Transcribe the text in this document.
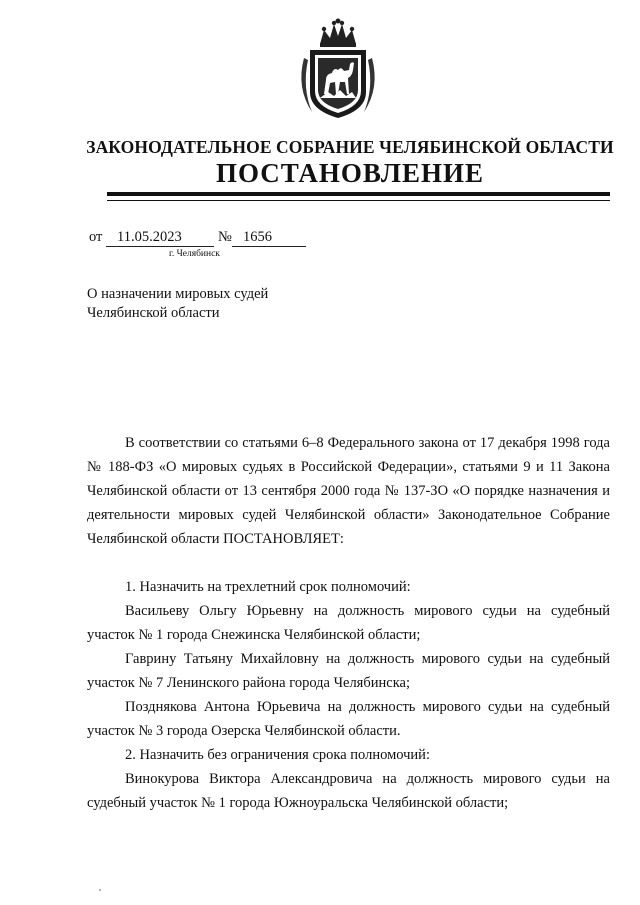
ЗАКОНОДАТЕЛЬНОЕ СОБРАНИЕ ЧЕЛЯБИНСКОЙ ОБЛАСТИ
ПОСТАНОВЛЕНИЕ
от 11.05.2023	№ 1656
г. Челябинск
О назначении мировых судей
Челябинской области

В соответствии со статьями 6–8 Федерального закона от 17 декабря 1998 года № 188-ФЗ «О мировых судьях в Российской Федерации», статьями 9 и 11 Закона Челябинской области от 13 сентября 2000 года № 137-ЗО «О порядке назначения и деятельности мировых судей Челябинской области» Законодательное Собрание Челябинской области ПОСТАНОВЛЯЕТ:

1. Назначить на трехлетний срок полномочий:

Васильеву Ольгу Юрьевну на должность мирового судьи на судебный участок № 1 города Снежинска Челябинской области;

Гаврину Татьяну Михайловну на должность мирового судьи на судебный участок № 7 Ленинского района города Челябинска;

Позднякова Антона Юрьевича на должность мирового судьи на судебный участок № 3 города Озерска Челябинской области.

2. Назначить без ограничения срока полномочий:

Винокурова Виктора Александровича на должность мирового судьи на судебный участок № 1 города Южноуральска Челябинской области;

========

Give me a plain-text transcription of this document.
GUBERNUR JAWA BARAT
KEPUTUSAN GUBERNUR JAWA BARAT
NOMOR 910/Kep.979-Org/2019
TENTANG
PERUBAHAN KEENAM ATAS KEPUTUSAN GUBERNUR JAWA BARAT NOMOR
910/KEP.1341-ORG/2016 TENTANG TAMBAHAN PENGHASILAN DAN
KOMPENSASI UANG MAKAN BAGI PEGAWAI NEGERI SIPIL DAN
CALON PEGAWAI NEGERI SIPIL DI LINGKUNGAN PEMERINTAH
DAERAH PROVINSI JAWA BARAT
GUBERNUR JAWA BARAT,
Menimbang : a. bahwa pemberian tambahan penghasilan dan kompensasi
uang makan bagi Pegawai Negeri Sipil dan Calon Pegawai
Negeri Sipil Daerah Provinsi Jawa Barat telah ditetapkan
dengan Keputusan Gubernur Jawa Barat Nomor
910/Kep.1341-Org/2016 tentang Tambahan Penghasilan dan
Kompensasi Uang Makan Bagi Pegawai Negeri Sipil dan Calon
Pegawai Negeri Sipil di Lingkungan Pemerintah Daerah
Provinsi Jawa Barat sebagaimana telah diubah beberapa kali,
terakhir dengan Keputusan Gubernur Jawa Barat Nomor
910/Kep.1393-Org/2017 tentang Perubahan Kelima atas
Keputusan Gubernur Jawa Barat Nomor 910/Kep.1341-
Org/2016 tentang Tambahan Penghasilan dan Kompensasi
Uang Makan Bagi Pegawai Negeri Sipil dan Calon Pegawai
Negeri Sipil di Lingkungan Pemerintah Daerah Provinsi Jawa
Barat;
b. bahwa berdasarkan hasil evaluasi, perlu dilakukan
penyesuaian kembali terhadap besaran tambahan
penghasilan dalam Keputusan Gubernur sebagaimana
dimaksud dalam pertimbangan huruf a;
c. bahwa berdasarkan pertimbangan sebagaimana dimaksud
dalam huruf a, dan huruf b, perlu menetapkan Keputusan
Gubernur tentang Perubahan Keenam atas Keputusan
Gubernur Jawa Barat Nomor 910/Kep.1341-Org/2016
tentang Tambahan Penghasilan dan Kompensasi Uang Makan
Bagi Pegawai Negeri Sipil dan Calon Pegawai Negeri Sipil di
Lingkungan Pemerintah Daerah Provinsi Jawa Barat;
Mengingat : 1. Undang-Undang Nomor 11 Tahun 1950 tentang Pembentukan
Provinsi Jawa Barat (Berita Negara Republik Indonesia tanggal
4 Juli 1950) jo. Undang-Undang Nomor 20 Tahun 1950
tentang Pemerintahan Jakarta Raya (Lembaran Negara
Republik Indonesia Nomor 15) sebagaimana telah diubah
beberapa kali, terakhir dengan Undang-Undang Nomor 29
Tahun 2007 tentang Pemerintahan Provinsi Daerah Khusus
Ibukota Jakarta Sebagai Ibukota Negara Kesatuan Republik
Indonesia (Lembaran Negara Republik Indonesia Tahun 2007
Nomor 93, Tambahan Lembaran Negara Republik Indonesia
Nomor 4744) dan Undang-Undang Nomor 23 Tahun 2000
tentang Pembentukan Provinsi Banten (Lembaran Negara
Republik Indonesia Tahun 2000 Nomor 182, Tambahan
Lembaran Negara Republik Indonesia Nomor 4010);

========

#### WRITTEN TASK
Out of the records, collect only those lines that contain the string "this".

#### FINISHED ANSWER
Transcribe the text in this document.
Give me a plain-text transcription of this document.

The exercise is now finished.